### Exercise
Check every line below for the word "Etat" and copy the ones that have it.

(A run of records)
────────────────
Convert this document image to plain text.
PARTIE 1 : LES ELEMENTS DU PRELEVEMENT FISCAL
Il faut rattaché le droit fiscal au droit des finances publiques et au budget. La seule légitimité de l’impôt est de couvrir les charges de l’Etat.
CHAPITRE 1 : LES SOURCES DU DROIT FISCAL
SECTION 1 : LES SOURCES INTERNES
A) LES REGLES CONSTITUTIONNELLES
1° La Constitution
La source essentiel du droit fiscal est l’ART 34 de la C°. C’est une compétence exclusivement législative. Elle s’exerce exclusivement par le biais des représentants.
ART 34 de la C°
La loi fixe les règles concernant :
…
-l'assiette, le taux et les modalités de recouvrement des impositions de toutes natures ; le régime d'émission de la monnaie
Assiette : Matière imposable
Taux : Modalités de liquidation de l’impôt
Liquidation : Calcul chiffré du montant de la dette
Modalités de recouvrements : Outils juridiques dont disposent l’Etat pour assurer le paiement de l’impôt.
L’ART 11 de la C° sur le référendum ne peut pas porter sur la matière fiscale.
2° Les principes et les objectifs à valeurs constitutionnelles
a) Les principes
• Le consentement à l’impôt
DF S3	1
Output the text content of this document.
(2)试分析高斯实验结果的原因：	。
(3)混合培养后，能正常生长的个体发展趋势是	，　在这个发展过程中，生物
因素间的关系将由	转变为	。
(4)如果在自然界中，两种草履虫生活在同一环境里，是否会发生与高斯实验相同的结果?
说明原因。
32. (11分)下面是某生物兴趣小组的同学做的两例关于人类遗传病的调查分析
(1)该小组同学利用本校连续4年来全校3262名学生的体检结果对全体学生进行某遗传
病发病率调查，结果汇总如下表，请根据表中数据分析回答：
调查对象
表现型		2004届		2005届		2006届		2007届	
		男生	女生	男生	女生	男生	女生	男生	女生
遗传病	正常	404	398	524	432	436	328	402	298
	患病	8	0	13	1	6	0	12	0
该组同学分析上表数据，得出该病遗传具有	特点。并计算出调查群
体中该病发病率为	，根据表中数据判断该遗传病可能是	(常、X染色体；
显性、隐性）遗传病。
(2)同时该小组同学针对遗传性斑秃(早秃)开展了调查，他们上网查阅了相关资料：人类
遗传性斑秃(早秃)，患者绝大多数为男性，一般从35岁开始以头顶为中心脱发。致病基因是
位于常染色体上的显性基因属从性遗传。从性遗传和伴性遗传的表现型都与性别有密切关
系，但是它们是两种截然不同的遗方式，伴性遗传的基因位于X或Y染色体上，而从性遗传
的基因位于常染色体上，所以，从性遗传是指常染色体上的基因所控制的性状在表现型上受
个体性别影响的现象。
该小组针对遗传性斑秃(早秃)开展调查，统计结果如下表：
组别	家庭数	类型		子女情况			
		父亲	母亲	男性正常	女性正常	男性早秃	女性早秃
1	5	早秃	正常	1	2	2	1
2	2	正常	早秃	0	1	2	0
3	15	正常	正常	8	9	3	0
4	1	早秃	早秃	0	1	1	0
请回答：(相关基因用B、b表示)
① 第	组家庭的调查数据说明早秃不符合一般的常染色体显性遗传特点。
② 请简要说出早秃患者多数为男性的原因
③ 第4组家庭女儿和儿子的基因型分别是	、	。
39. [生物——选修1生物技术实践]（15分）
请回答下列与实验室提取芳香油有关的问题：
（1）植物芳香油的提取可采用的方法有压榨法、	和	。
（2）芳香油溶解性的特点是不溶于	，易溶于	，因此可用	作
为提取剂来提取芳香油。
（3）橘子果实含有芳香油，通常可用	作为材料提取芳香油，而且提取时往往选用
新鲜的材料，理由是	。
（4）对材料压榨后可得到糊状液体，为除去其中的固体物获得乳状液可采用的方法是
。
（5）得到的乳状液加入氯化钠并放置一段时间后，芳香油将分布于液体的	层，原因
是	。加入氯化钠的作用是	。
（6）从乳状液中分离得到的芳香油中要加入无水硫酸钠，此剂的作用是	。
────────────────
### Written reply
Il faut rattaché le droit fiscal au droit des finances publiques et au budget. La seule légitimité de l’impôt est de couvrir les charges de l’Etat.
Modalités de recouvrements : Outils juridiques dont disposent l’Etat pour assurer le paiement de l’impôt.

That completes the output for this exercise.